**Your objective:** Looking through the material below, say how many lines contain the string "expression" and add nothing more.

-- Provided records follows --

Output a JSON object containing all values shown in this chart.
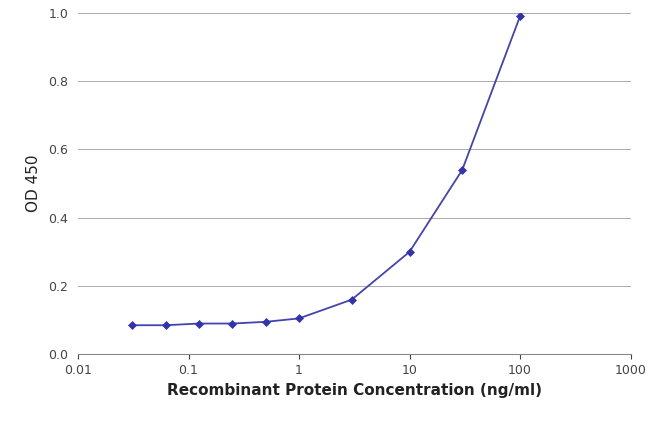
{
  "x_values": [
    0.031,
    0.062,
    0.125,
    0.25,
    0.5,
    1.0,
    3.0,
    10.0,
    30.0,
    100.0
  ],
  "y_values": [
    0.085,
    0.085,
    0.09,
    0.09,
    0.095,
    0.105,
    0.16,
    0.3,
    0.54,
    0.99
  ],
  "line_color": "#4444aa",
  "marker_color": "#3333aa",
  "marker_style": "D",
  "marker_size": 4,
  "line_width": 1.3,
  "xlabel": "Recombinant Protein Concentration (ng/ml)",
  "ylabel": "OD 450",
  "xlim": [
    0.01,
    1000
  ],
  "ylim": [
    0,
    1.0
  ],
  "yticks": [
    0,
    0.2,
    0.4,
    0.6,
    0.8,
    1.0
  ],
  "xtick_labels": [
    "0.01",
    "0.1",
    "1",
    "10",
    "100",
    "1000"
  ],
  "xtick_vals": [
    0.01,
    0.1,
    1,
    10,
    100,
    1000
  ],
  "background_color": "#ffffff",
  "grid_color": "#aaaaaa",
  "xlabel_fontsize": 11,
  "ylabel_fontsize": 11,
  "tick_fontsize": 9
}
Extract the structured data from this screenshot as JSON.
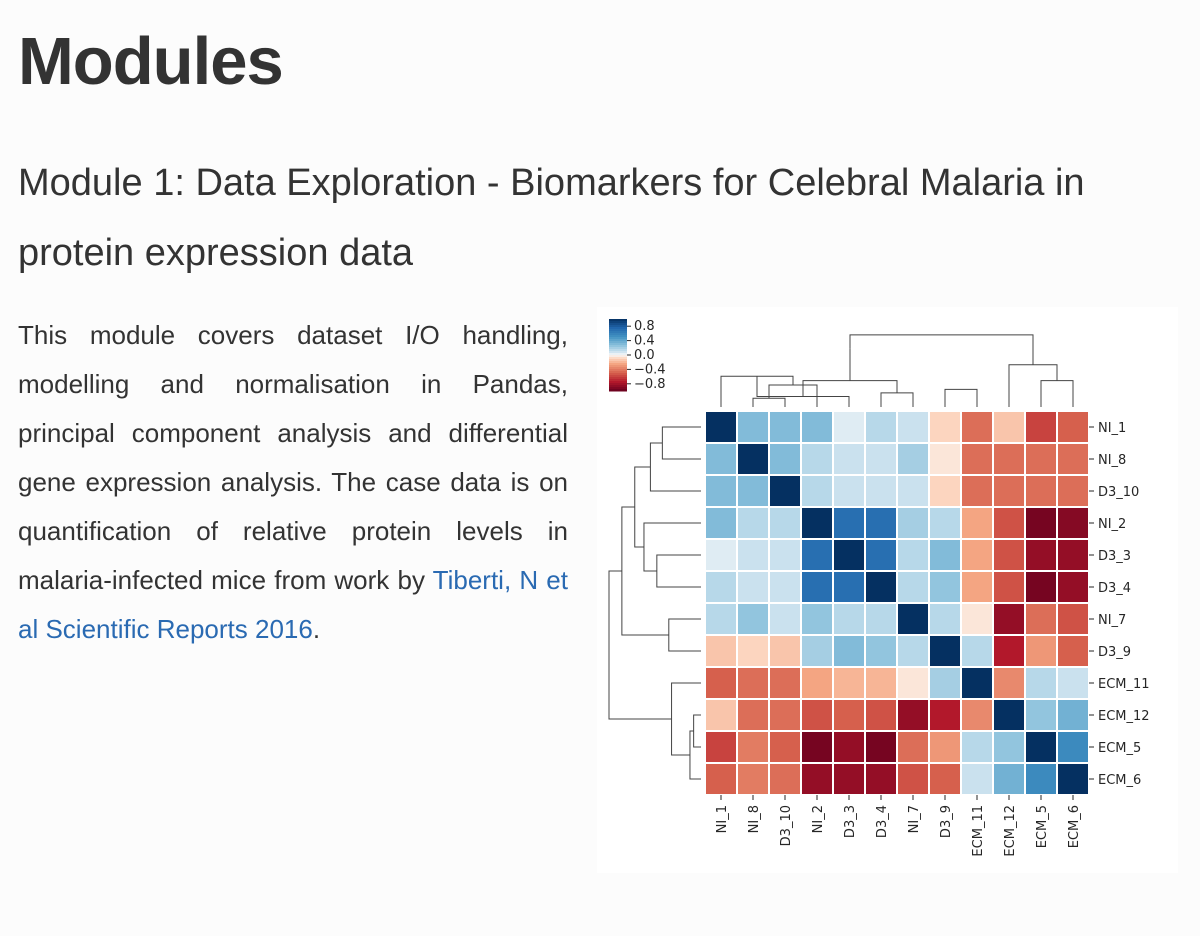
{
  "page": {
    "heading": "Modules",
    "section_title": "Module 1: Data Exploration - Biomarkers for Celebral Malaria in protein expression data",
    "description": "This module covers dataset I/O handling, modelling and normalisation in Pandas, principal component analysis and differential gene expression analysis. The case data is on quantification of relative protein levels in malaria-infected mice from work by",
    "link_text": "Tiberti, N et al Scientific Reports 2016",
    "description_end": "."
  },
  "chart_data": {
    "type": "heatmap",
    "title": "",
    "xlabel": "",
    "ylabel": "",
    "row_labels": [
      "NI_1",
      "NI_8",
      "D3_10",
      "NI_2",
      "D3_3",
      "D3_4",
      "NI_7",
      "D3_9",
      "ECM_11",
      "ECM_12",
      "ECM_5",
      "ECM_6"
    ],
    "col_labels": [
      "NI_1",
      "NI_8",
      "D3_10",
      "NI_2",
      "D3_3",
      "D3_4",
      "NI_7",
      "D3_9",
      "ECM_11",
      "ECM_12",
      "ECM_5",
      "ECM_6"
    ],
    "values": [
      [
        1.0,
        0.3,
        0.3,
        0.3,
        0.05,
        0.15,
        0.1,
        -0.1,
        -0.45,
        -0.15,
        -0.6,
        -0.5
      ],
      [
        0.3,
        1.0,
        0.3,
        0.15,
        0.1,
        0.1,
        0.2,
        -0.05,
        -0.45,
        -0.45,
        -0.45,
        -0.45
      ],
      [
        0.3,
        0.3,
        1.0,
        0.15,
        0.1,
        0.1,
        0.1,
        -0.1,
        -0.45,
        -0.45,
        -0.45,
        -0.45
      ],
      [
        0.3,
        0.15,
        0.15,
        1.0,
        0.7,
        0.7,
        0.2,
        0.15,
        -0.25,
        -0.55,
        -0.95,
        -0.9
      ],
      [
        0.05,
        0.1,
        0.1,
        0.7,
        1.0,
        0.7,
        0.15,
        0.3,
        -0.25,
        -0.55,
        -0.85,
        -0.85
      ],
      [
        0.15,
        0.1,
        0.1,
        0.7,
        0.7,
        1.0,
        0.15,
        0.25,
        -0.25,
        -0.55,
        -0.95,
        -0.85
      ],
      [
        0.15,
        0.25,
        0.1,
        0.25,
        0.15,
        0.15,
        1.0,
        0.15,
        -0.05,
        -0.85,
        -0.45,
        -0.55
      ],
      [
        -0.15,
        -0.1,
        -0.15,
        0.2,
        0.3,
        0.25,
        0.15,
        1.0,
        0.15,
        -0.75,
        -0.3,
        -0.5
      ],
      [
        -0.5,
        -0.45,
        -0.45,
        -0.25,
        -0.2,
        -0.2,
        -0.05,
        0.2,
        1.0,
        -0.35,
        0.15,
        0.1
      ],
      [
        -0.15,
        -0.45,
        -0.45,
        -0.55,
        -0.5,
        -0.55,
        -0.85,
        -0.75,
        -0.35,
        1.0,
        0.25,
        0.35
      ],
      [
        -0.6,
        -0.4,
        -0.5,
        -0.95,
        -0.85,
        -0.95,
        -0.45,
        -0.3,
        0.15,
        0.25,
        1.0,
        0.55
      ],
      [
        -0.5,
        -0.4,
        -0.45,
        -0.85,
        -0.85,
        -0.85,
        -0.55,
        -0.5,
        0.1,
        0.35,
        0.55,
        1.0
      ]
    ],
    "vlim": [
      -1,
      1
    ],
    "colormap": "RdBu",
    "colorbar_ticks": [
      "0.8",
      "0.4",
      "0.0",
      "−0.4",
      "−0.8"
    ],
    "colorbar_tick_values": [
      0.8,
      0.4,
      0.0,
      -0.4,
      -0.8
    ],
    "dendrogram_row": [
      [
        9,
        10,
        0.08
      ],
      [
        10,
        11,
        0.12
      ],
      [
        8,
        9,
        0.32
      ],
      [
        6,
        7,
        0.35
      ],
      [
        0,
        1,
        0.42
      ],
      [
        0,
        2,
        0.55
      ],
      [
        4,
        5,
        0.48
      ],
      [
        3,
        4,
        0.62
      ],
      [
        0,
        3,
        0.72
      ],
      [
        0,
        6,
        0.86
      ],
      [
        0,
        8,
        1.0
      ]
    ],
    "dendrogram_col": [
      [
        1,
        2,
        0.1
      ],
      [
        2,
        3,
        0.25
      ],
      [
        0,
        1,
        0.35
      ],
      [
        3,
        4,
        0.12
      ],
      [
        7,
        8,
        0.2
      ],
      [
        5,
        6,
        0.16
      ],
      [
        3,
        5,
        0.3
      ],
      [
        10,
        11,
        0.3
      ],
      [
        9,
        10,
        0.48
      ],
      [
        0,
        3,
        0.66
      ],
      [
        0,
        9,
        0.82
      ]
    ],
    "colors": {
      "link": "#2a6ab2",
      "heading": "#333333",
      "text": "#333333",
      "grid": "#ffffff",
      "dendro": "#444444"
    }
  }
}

-- Provided records concluded --

**Reply:** 2